**What is expected:** Copy out each line below that has the word "read" in it.

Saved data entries
········
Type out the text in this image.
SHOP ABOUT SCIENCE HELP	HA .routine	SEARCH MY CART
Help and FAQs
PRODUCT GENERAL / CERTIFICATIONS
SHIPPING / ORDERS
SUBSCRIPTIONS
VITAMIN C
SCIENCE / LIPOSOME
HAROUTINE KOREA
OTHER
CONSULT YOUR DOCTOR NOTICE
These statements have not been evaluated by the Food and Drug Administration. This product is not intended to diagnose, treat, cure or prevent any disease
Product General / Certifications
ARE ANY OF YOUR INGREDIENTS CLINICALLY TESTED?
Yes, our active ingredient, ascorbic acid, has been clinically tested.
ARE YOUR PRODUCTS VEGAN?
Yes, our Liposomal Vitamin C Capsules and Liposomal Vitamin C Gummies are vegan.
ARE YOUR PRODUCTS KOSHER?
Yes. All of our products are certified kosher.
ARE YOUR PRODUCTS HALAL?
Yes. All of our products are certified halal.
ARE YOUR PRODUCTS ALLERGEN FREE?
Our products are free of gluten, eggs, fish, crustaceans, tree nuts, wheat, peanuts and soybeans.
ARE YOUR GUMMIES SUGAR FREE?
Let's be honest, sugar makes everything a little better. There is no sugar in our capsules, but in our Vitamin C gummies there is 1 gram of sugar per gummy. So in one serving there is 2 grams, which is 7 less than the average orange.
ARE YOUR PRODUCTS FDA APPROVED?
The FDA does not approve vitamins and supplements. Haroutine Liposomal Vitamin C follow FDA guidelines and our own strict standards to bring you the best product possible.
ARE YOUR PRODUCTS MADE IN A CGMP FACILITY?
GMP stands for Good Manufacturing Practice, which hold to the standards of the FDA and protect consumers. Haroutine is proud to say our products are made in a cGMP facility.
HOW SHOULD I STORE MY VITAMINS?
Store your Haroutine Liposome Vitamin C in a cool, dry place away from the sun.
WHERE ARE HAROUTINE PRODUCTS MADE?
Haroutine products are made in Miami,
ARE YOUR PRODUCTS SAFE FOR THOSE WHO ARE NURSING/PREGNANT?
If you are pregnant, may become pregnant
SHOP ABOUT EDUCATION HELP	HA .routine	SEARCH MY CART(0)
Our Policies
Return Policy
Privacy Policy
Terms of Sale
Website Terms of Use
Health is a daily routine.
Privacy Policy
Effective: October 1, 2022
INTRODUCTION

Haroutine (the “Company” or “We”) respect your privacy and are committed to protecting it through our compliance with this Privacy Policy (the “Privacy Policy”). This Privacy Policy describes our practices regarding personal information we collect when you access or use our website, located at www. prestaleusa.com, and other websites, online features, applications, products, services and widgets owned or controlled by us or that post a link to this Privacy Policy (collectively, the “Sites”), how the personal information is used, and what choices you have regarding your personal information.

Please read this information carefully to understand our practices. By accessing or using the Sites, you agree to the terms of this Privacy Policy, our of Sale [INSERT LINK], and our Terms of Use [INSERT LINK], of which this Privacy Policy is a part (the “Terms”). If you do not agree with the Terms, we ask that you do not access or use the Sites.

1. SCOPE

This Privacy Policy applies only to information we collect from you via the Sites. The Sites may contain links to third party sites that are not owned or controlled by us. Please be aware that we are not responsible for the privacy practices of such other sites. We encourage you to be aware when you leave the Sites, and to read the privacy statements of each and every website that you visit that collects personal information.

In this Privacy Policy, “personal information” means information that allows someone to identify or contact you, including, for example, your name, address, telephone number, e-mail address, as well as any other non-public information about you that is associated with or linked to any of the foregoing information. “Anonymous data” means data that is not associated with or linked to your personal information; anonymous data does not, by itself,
········
**Solution to this problem:**
Please read this information carefully to understand our practices. By accessing or using the Sites, you agree to the terms of this Privacy Policy, our of Sale [INSERT LINK], and our Terms of Use [INSERT LINK], of which this Privacy Policy is a part (the “Terms”). If you do not agree with the Terms, we ask that you do not access or use the Sites.
This Privacy Policy applies only to information we collect from you via the Sites. The Sites may contain links to third party sites that are not owned or controlled by us. Please be aware that we are not responsible for the privacy practices of such other sites. We encourage you to be aware when you leave the Sites, and to read the privacy statements of each and every website that you visit that collects personal information.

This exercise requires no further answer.